Challenge: Could you write out the records below exactly as they appear, leaving out any pictures?

Supplied material:
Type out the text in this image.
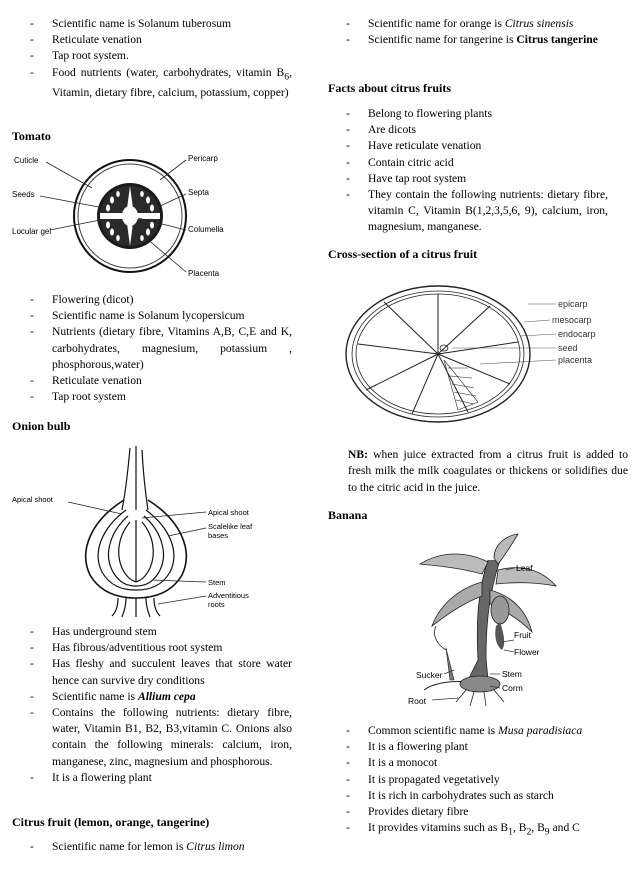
- Scientific name is Solanum tuberosum
- Reticulate venation
- Tap root system.
- Food nutrients (water, carbohydrates, vitamin $B_6$, Vitamin, dietary fibre, calcium, potassium, copper)
Tomato
Cuticle	Pericarp
Seeds	Septa
Locular gel	Columella
Placenta
- Flowering (dicot)
- Scientific name is Solanum lycopersicum
- Nutrients (dietary fibre, Vitamins A,B, C,E and K, carbohydrates, magnesium, potassium , phosphorous,water)
- Reticulate venation
- Tap root system
Onion bulb
Apical shoot
Apical shoot
Scalelike leaf
bases
Stem
Adventitious
roots
- Has underground stem
- Has fibrous/adventitious root system
- Has fleshy and succulent leaves that store water hence can survive dry conditions
- Scientific name is Allium cepa
- Contains the following nutrients: dietary fibre, water, Vitamin B1, B2, B3,vitamin C. Onions also contain the following minerals: calcium, iron, manganese, zinc, magnesium and phosphorous.
- It is a flowering plant
Citrus fruit (lemon, orange, tangerine)
- Scientific name for lemon is Citrus limon
- Scientific name for orange is Citrus sinensis
- Scientific name for tangerine is Citrus tangerine
Facts about citrus fruits
- Belong to flowering plants
- Are dicots
- Have reticulate venation
- Contain citric acid
- Have tap root system
- They contain the following nutrients: dietary fibre, vitamin C, Vitamin B(1,2,3,5,6, 9), calcium, iron, magnesium, manganese.
Cross-section of a citrus fruit
epicarp
mesocarp
endocarp
seed
placenta
NB: when juice extracted from a citrus fruit is added to fresh milk the milk coagulates or thickens or solidifies due to the citric acid in the juice.
Banana
Leaf
Fruit
Flower
Sucker	Stem
Corm
Root
- Common scientific name is Musa paradisiaca
- It is a flowering plant
- It is a monocot
- It is propagated vegetatively
- It is rich in carbohydrates such as starch
- Provides dietary fibre
- It provides vitamins such as $B_1$, $B_2$, $B_9$ and C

Answer:
Type out the text in this image.
- Scientific name is Solanum tuberosum
- Reticulate venation
- Tap root system.
- Food nutrients (water, carbohydrates, vitamin $B_6$, Vitamin, dietary fibre, calcium, potassium, copper)
Tomato
Cuticle	Pericarp
Seeds	Septa
Locular gel	Columella
Placenta
- Flowering (dicot)
- Scientific name is Solanum lycopersicum
- Nutrients (dietary fibre, Vitamins A,B, C,E and K, carbohydrates, magnesium, potassium , phosphorous,water)
- Reticulate venation
- Tap root system
Onion bulb
Apical shoot
Apical shoot
Scalelike leaf
bases
Stem
Adventitious
roots
- Has underground stem
- Has fibrous/adventitious root system
- Has fleshy and succulent leaves that store water hence can survive dry conditions
- Scientific name is Allium cepa
- Contains the following nutrients: dietary fibre, water, Vitamin B1, B2, B3,vitamin C. Onions also contain the following minerals: calcium, iron, manganese, zinc, magnesium and phosphorous.
- It is a flowering plant
Citrus fruit (lemon, orange, tangerine)
- Scientific name for lemon is Citrus limon
- Scientific name for orange is Citrus sinensis
- Scientific name for tangerine is Citrus tangerine
Facts about citrus fruits
- Belong to flowering plants
- Are dicots
- Have reticulate venation
- Contain citric acid
- Have tap root system
- They contain the following nutrients: dietary fibre, vitamin C, Vitamin B(1,2,3,5,6, 9), calcium, iron, magnesium, manganese.
Cross-section of a citrus fruit
epicarp
mesocarp
endocarp
seed
placenta
NB: when juice extracted from a citrus fruit is added to fresh milk the milk coagulates or thickens or solidifies due to the citric acid in the juice.
Banana
Leaf
Fruit
Flower
Sucker	Stem
Corm
Root
- Common scientific name is Musa paradisiaca
- It is a flowering plant
- It is a monocot
- It is propagated vegetatively
- It is rich in carbohydrates such as starch
- Provides dietary fibre
- It provides vitamins such as $B_1$, $B_2$, $B_9$ and C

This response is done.